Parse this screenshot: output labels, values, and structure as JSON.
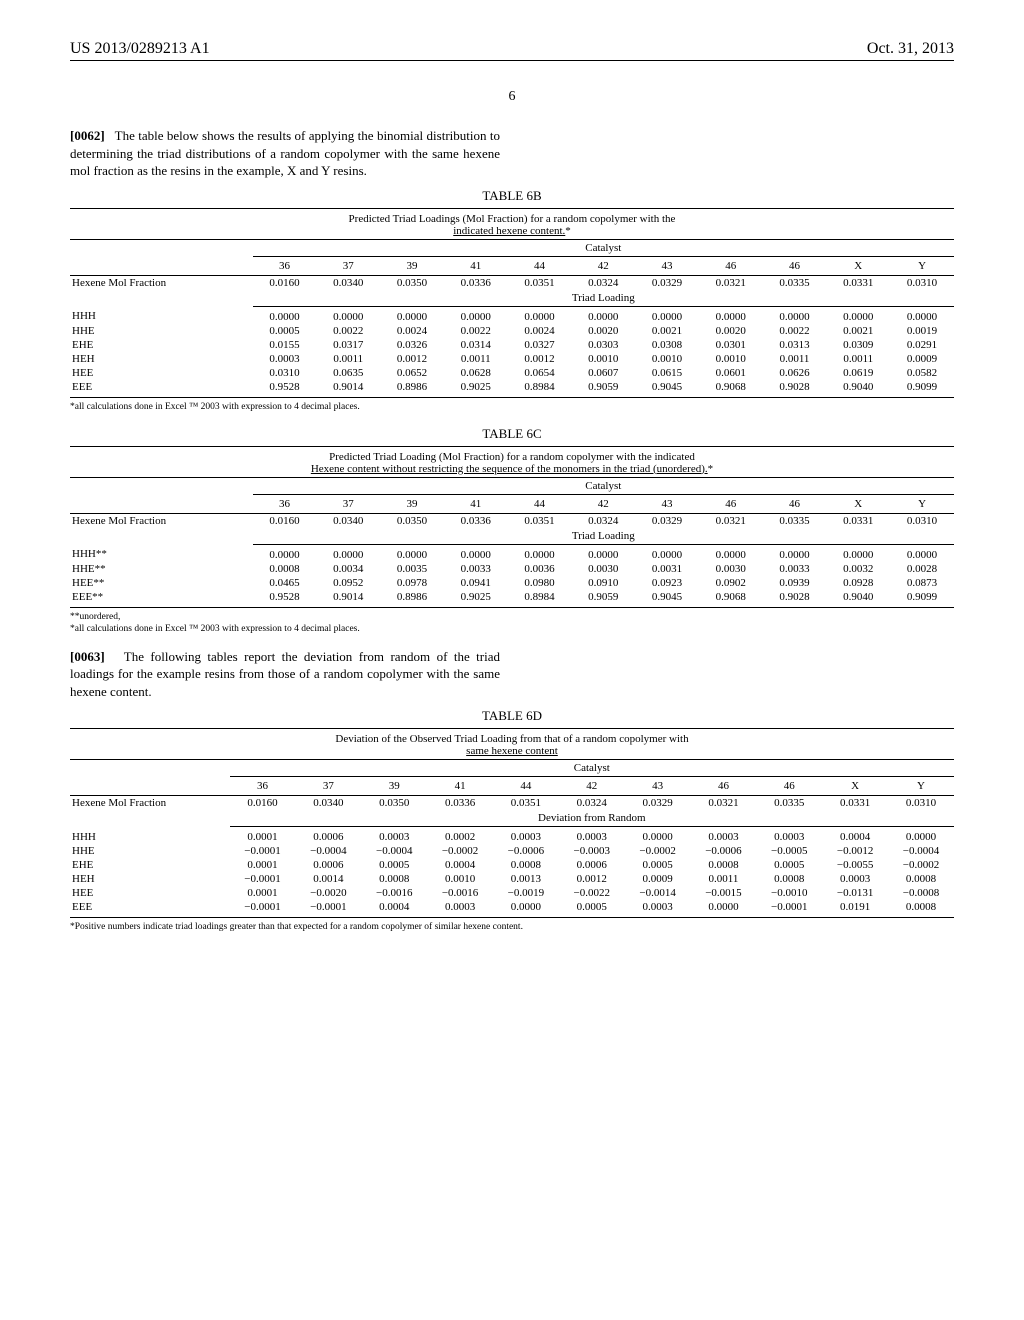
{
  "header": {
    "patent": "US 2013/0289213 A1",
    "date": "Oct. 31, 2013",
    "page": "6"
  },
  "para62": {
    "num": "[0062]",
    "text": "The table below shows the results of applying the binomial distribution to determining the triad distributions of a random copolymer with the same hexene mol fraction as the resins in the example, X and Y resins."
  },
  "para63": {
    "num": "[0063]",
    "text": "The following tables report the deviation from random of the triad loadings for the example resins from those of a random copolymer with the same hexene content."
  },
  "columns": [
    "36",
    "37",
    "39",
    "41",
    "44",
    "42",
    "43",
    "46",
    "46",
    "X",
    "Y"
  ],
  "hexene_label": "Hexene Mol Fraction",
  "hexene_label_d": "Hexene Mol Fraction",
  "catalyst_label": "Catalyst",
  "triad_loading_label": "Triad Loading",
  "deviation_label": "Deviation from Random",
  "table6b": {
    "label": "TABLE 6B",
    "caption": "Predicted Triad Loadings (Mol Fraction) for a random copolymer with the",
    "caption2": "indicated hexene content.",
    "hexene": [
      "0.0160",
      "0.0340",
      "0.0350",
      "0.0336",
      "0.0351",
      "0.0324",
      "0.0329",
      "0.0321",
      "0.0335",
      "0.0331",
      "0.0310"
    ],
    "rows": [
      {
        "label": "HHH",
        "v": [
          "0.0000",
          "0.0000",
          "0.0000",
          "0.0000",
          "0.0000",
          "0.0000",
          "0.0000",
          "0.0000",
          "0.0000",
          "0.0000",
          "0.0000"
        ]
      },
      {
        "label": "HHE",
        "v": [
          "0.0005",
          "0.0022",
          "0.0024",
          "0.0022",
          "0.0024",
          "0.0020",
          "0.0021",
          "0.0020",
          "0.0022",
          "0.0021",
          "0.0019"
        ]
      },
      {
        "label": "EHE",
        "v": [
          "0.0155",
          "0.0317",
          "0.0326",
          "0.0314",
          "0.0327",
          "0.0303",
          "0.0308",
          "0.0301",
          "0.0313",
          "0.0309",
          "0.0291"
        ]
      },
      {
        "label": "HEH",
        "v": [
          "0.0003",
          "0.0011",
          "0.0012",
          "0.0011",
          "0.0012",
          "0.0010",
          "0.0010",
          "0.0010",
          "0.0011",
          "0.0011",
          "0.0009"
        ]
      },
      {
        "label": "HEE",
        "v": [
          "0.0310",
          "0.0635",
          "0.0652",
          "0.0628",
          "0.0654",
          "0.0607",
          "0.0615",
          "0.0601",
          "0.0626",
          "0.0619",
          "0.0582"
        ]
      },
      {
        "label": "EEE",
        "v": [
          "0.9528",
          "0.9014",
          "0.8986",
          "0.9025",
          "0.8984",
          "0.9059",
          "0.9045",
          "0.9068",
          "0.9028",
          "0.9040",
          "0.9099"
        ]
      }
    ],
    "footnote": "*all calculations done in Excel ™ 2003 with expression to 4 decimal places."
  },
  "table6c": {
    "label": "TABLE 6C",
    "caption": "Predicted Triad Loading (Mol Fraction) for a random copolymer with the indicated",
    "caption2": "Hexene content without restricting the sequence of the monomers in the triad (unordered).",
    "hexene": [
      "0.0160",
      "0.0340",
      "0.0350",
      "0.0336",
      "0.0351",
      "0.0324",
      "0.0329",
      "0.0321",
      "0.0335",
      "0.0331",
      "0.0310"
    ],
    "rows": [
      {
        "label": "HHH**",
        "v": [
          "0.0000",
          "0.0000",
          "0.0000",
          "0.0000",
          "0.0000",
          "0.0000",
          "0.0000",
          "0.0000",
          "0.0000",
          "0.0000",
          "0.0000"
        ]
      },
      {
        "label": "HHE**",
        "v": [
          "0.0008",
          "0.0034",
          "0.0035",
          "0.0033",
          "0.0036",
          "0.0030",
          "0.0031",
          "0.0030",
          "0.0033",
          "0.0032",
          "0.0028"
        ]
      },
      {
        "label": "HEE**",
        "v": [
          "0.0465",
          "0.0952",
          "0.0978",
          "0.0941",
          "0.0980",
          "0.0910",
          "0.0923",
          "0.0902",
          "0.0939",
          "0.0928",
          "0.0873"
        ]
      },
      {
        "label": "EEE**",
        "v": [
          "0.9528",
          "0.9014",
          "0.8986",
          "0.9025",
          "0.8984",
          "0.9059",
          "0.9045",
          "0.9068",
          "0.9028",
          "0.9040",
          "0.9099"
        ]
      }
    ],
    "footnote1": "**unordered,",
    "footnote2": "*all calculations done in Excel ™ 2003 with expression to 4 decimal places."
  },
  "table6d": {
    "label": "TABLE 6D",
    "caption": "Deviation of the Observed Triad Loading from that of a random copolymer with",
    "caption2": "same hexene content",
    "hexene": [
      "0.0160",
      "0.0340",
      "0.0350",
      "0.0336",
      "0.0351",
      "0.0324",
      "0.0329",
      "0.0321",
      "0.0335",
      "0.0331",
      "0.0310"
    ],
    "rows": [
      {
        "label": "HHH",
        "v": [
          "0.0001",
          "0.0006",
          "0.0003",
          "0.0002",
          "0.0003",
          "0.0003",
          "0.0000",
          "0.0003",
          "0.0003",
          "0.0004",
          "0.0000"
        ]
      },
      {
        "label": "HHE",
        "v": [
          "−0.0001",
          "−0.0004",
          "−0.0004",
          "−0.0002",
          "−0.0006",
          "−0.0003",
          "−0.0002",
          "−0.0006",
          "−0.0005",
          "−0.0012",
          "−0.0004"
        ]
      },
      {
        "label": "EHE",
        "v": [
          "0.0001",
          "0.0006",
          "0.0005",
          "0.0004",
          "0.0008",
          "0.0006",
          "0.0005",
          "0.0008",
          "0.0005",
          "−0.0055",
          "−0.0002"
        ]
      },
      {
        "label": "HEH",
        "v": [
          "−0.0001",
          "0.0014",
          "0.0008",
          "0.0010",
          "0.0013",
          "0.0012",
          "0.0009",
          "0.0011",
          "0.0008",
          "0.0003",
          "0.0008"
        ]
      },
      {
        "label": "HEE",
        "v": [
          "0.0001",
          "−0.0020",
          "−0.0016",
          "−0.0016",
          "−0.0019",
          "−0.0022",
          "−0.0014",
          "−0.0015",
          "−0.0010",
          "−0.0131",
          "−0.0008"
        ]
      },
      {
        "label": "EEE",
        "v": [
          "−0.0001",
          "−0.0001",
          "0.0004",
          "0.0003",
          "0.0000",
          "0.0005",
          "0.0003",
          "0.0000",
          "−0.0001",
          "0.0191",
          "0.0008"
        ]
      }
    ],
    "footnote": "*Positive numbers indicate triad loadings greater than that expected for a random copolymer of similar hexene content."
  }
}
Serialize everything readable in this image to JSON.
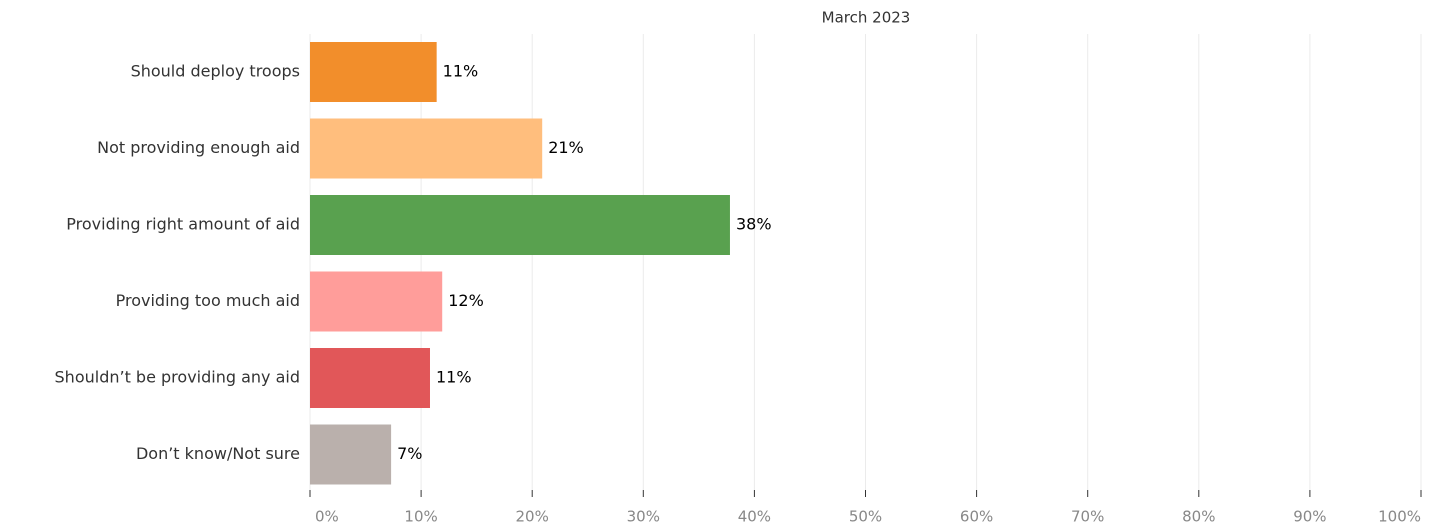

Goal
Scan the material above. Return every line containing the string "done".

Task output
    "footnote": "*all calculations done in Excel ™ 2003 with expression to 4 decimal places."
    "footnote2": "*all calculations done in Excel ™ 2003 with expression to 4 decimal places."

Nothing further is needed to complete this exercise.